===== Passage du texte
Quand Xi Jinping fut adoubé 1er Secrétaire du Parti communiste chinois (PCC) en mars 2013, le Pape François qui lui aussi entamait ses fonctions, lui adressa un message de félicitation, auquel Xi répondit.
C’était une nouvelle donne en géopolitique : deux hommes « neufs », chacun promettant des réformes de fond dans leurs vieilles maisons.
Entre Pékin et le Vatican, les rapports sont brisés depuis 1949. Plusieurs essais de rapprochement ont échoué, comme en 2012 après l’assignation à résidence de Ma Daqin, l’évêque de Shanghai qui à peine nommé par le régime, dénonçait l’organe étatique de contrôle du catholicisme en Chine.
De facto, le pays compte deux églises : l’officielle (sous contrôle) et celle de l’ombre (sporadique-ment persécutée).
Toutes deux insistent sur leur fidélité au Pape, quoiqu’elles la matérialisent de façons différentes (l’officielle refuse de lire en chaire les lettres pastorales du Pape). Or, l’enjeu d’une normalisation est aussi de réunir ces deux clergés.
Aujourd’hui, les signes d’embellie se multiplient :
– Le 8 juin 2014, Mgr Fang Xingyao, évêque officiel de Linyi (Shandong), Président de l’« Association Patriotique Catholique », confie à un media de Hong Kong que « le meilleur moyen de régler la question de l’ordination des prêtres (pierre d’achoppement entre Rome et le PCC) est de rétablir la relation diplomatique ».
Un tel pas présuppose l’abandon des liens de la Curie avec Taiwan, mais le Vatican y est prêt depuis longtemps.
==========
===== Liste
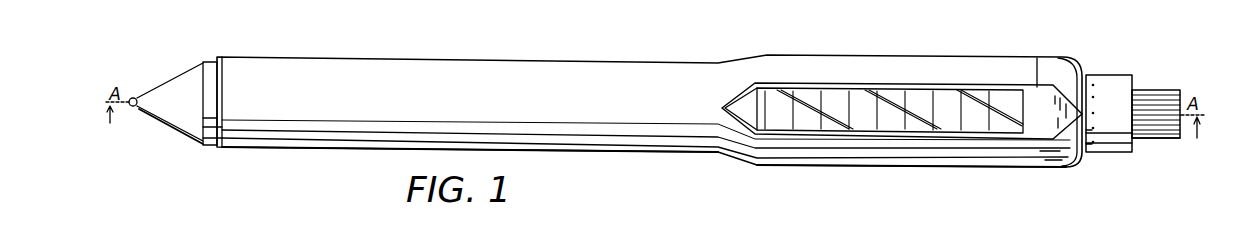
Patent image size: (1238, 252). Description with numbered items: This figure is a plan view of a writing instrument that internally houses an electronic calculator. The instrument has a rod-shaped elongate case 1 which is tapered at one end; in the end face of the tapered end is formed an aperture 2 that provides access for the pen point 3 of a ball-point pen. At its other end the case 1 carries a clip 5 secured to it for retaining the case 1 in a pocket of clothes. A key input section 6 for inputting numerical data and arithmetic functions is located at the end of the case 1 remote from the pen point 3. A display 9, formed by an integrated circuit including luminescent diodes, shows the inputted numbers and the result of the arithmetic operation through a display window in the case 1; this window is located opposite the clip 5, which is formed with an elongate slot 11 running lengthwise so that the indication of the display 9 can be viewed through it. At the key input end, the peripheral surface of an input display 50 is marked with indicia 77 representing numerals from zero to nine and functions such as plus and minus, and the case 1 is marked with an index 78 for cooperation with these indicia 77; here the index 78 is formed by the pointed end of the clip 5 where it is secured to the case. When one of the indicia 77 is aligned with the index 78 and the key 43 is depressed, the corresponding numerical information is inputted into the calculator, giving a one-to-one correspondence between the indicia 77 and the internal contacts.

The case 1 is at (340, 151).
The aperture 2 is at (138, 96).
The pen point 3 is at (135, 110).
The clip 5 is at (1042, 120).
The key input section 6 is at (1161, 148).
The display 9 is at (863, 120).
The elongate slot 11 is at (954, 128).
The key 43 is at (1160, 97).
The input display 50 is at (1123, 82).
The indicia 77 is at (1105, 153).
The index 78 is at (1080, 73).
==========
> Défis:
1) Dans l'extrait sur Pékin et le Vatican, depuis quelle année les rapports entre les deux sont-ils brisés ?
2) Reproduisez mot pour mot tout le passage de l'extrait sur Pékin et le Vatican, de « Quand Xi Jinping » jusqu'à « auquel Xi répondit. ».

> Réponses fournies:
1) Depuis 1949.

2)
Quand Xi Jinping fut adoubé 1er Secrétaire du Parti communiste chinois (PCC) en mars 2013, le Pape François qui lui aussi entamait ses fonctions, lui adressa un message de félicitation, auquel Xi répondit.